TASK PROMPT: Check each line of the material below for "image". Report how many have it, with no other words.

EXERCISE MATERIALS:
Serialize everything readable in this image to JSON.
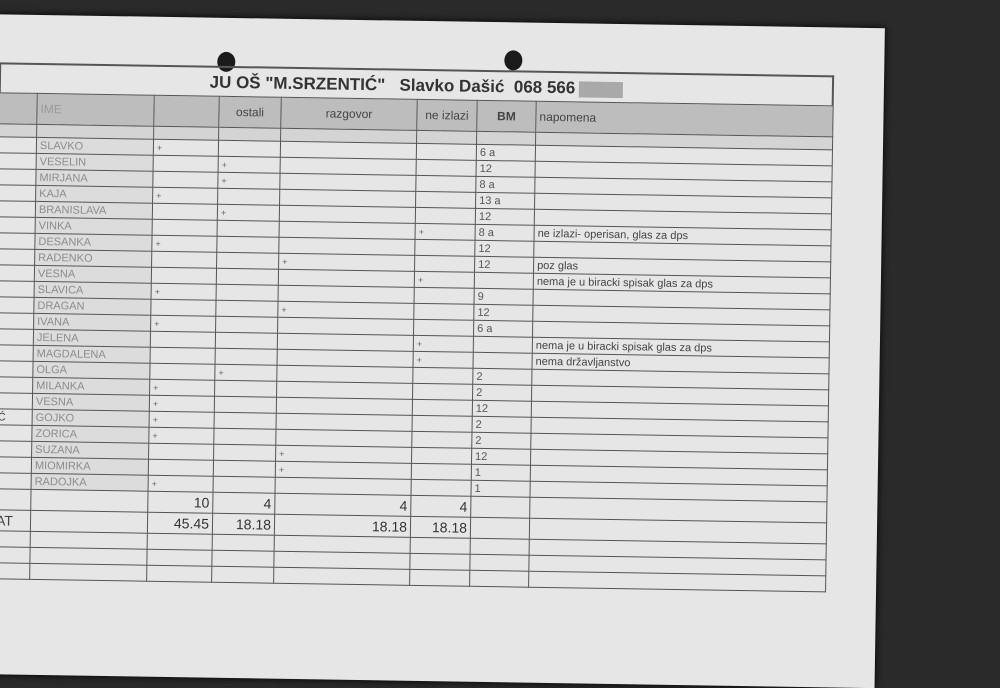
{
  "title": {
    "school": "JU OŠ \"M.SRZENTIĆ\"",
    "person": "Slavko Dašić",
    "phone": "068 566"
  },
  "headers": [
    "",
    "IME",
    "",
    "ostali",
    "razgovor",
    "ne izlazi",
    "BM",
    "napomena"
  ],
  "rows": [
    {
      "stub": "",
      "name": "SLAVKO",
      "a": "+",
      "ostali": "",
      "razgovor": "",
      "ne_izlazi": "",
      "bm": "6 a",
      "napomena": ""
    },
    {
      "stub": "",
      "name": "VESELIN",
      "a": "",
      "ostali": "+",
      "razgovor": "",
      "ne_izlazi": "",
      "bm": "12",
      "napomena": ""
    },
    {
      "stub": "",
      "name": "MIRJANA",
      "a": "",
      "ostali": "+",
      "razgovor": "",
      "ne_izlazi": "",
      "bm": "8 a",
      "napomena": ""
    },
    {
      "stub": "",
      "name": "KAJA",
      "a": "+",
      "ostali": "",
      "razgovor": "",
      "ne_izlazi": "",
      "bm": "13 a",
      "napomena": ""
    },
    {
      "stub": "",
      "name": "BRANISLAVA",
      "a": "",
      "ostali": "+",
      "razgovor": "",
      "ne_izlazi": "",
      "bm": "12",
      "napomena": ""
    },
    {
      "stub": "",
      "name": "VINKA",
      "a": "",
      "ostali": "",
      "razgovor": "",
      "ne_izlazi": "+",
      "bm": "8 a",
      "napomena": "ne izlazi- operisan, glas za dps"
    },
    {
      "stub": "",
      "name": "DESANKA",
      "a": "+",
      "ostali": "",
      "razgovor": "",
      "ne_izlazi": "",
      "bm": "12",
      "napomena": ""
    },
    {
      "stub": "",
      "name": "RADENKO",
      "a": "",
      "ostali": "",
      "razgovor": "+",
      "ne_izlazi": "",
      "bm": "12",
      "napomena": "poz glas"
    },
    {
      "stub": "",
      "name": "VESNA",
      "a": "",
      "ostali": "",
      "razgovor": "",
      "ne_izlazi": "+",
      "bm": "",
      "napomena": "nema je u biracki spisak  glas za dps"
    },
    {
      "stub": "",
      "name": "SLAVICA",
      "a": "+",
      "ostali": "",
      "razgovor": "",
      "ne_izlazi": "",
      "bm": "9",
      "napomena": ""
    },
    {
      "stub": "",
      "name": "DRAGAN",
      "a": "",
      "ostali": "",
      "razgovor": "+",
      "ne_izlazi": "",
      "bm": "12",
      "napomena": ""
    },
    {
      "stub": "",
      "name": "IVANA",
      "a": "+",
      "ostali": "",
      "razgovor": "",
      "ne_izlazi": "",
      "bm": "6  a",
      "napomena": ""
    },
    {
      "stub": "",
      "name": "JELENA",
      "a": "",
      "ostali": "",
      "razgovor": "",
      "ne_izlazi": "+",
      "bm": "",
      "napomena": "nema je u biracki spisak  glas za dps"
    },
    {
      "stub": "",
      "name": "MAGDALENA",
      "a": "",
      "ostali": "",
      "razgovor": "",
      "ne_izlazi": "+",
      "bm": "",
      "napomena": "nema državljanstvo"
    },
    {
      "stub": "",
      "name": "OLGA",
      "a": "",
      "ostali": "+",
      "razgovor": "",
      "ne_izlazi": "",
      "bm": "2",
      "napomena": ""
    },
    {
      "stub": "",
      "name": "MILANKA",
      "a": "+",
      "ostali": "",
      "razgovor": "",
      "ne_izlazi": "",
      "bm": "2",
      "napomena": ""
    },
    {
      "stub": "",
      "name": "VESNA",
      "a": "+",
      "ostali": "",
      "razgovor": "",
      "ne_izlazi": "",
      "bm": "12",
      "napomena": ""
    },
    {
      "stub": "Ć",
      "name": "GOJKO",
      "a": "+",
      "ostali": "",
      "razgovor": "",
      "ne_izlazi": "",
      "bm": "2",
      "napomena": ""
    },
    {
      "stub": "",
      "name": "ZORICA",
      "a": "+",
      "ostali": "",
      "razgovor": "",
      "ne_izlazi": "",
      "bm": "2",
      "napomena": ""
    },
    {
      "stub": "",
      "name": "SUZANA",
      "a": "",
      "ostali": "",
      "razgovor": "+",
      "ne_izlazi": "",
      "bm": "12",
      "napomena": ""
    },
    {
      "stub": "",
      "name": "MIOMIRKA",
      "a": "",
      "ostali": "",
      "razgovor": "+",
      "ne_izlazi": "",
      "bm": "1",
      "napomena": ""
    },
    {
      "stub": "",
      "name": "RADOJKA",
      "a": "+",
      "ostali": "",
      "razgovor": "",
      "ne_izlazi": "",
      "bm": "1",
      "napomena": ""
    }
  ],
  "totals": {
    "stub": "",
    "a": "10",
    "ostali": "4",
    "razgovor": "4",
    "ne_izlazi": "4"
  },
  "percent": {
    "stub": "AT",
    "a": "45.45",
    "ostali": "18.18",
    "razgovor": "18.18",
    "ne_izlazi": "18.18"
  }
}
...
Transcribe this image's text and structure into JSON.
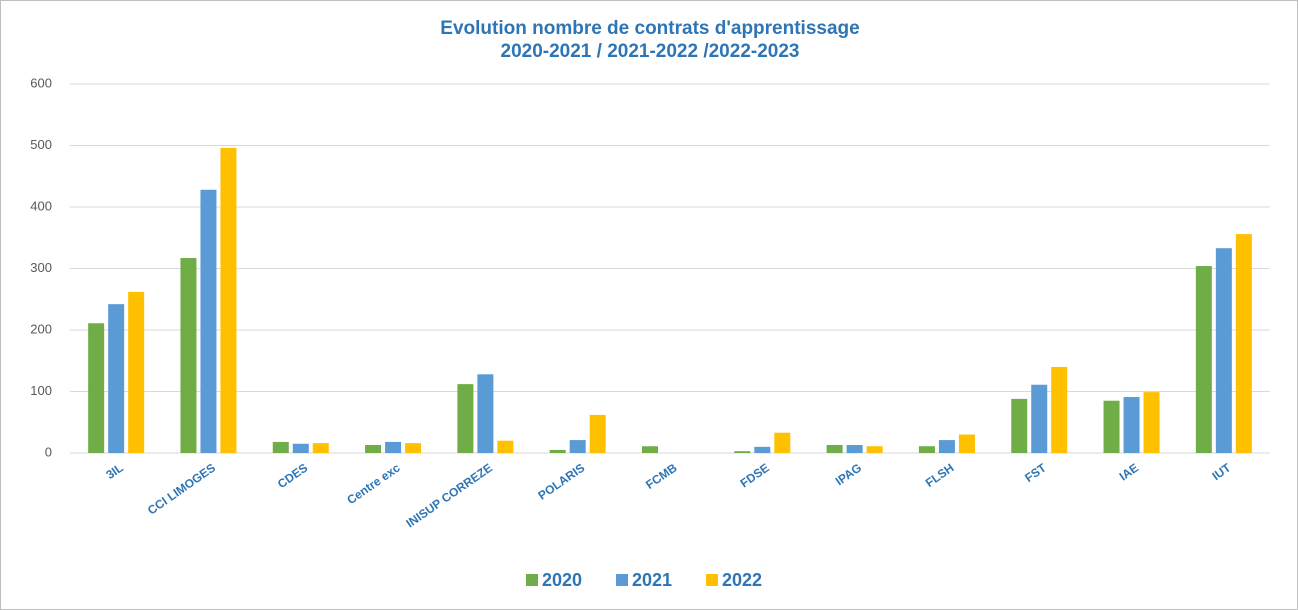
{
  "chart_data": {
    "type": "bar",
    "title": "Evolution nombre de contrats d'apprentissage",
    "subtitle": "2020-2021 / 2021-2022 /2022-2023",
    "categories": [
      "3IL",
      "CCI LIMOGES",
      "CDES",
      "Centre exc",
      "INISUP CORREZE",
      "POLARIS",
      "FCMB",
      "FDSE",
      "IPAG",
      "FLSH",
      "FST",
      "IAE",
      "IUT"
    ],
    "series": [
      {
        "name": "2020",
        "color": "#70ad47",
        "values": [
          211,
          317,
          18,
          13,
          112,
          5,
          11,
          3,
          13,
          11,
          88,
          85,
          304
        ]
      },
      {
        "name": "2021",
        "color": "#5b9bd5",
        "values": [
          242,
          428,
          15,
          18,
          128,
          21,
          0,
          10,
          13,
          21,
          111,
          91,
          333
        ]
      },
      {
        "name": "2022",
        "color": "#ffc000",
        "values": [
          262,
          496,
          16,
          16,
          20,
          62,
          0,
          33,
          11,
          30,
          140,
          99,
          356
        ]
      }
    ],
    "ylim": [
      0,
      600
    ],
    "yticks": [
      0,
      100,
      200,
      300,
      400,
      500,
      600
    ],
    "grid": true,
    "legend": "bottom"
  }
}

CORRECT OUTPUT: 2